• ENTRIES SUPPLIED:
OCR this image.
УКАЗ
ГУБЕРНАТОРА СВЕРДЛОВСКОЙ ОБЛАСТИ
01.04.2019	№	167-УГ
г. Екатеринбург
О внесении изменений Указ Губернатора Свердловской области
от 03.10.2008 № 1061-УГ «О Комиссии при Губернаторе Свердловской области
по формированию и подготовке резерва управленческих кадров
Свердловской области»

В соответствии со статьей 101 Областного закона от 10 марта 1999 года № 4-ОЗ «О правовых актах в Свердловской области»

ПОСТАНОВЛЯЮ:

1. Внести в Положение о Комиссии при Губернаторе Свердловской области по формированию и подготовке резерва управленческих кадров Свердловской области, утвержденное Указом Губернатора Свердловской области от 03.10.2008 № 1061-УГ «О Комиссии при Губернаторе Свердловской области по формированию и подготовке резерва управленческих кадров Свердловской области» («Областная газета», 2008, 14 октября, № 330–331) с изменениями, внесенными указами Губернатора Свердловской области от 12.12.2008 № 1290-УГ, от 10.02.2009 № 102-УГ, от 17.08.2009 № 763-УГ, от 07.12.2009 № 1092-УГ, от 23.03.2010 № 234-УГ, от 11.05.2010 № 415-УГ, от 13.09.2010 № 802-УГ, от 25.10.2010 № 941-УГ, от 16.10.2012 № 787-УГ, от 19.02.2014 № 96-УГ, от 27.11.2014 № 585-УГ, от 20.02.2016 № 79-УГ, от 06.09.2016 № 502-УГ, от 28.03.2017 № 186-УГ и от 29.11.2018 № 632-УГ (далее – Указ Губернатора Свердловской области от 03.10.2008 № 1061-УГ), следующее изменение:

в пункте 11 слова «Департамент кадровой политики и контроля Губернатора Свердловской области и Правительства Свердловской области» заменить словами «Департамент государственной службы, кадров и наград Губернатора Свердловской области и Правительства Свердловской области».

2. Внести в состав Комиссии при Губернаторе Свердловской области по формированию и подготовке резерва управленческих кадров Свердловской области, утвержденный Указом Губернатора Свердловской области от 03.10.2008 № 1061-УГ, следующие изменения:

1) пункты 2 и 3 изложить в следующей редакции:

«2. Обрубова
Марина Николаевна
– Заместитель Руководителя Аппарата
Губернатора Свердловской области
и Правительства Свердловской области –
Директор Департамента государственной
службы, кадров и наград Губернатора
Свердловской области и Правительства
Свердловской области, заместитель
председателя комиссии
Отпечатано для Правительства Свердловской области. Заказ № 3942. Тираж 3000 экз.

• WHAT TO WORK ON:
Restate the records, all of them, precisely as written.

• FULL RESPONSE:
OCR this image.
УКАЗ
ГУБЕРНАТОРА СВЕРДЛОВСКОЙ ОБЛАСТИ
01.04.2019	№	167-УГ
г. Екатеринбург
О внесении изменений Указ Губернатора Свердловской области
от 03.10.2008 № 1061-УГ «О Комиссии при Губернаторе Свердловской области
по формированию и подготовке резерва управленческих кадров
Свердловской области»

В соответствии со статьей 101 Областного закона от 10 марта 1999 года № 4-ОЗ «О правовых актах в Свердловской области»

ПОСТАНОВЛЯЮ:

1. Внести в Положение о Комиссии при Губернаторе Свердловской области по формированию и подготовке резерва управленческих кадров Свердловской области, утвержденное Указом Губернатора Свердловской области от 03.10.2008 № 1061-УГ «О Комиссии при Губернаторе Свердловской области по формированию и подготовке резерва управленческих кадров Свердловской области» («Областная газета», 2008, 14 октября, № 330–331) с изменениями, внесенными указами Губернатора Свердловской области от 12.12.2008 № 1290-УГ, от 10.02.2009 № 102-УГ, от 17.08.2009 № 763-УГ, от 07.12.2009 № 1092-УГ, от 23.03.2010 № 234-УГ, от 11.05.2010 № 415-УГ, от 13.09.2010 № 802-УГ, от 25.10.2010 № 941-УГ, от 16.10.2012 № 787-УГ, от 19.02.2014 № 96-УГ, от 27.11.2014 № 585-УГ, от 20.02.2016 № 79-УГ, от 06.09.2016 № 502-УГ, от 28.03.2017 № 186-УГ и от 29.11.2018 № 632-УГ (далее – Указ Губернатора Свердловской области от 03.10.2008 № 1061-УГ), следующее изменение:

в пункте 11 слова «Департамент кадровой политики и контроля Губернатора Свердловской области и Правительства Свердловской области» заменить словами «Департамент государственной службы, кадров и наград Губернатора Свердловской области и Правительства Свердловской области».

2. Внести в состав Комиссии при Губернаторе Свердловской области по формированию и подготовке резерва управленческих кадров Свердловской области, утвержденный Указом Губернатора Свердловской области от 03.10.2008 № 1061-УГ, следующие изменения:

1) пункты 2 и 3 изложить в следующей редакции:

«2. Обрубова
Марина Николаевна
– Заместитель Руководителя Аппарата
Губернатора Свердловской области
и Правительства Свердловской области –
Директор Департамента государственной
службы, кадров и наград Губернатора
Свердловской области и Правительства
Свердловской области, заместитель
председателя комиссии
Отпечатано для Правительства Свердловской области. Заказ № 3942. Тираж 3000 экз.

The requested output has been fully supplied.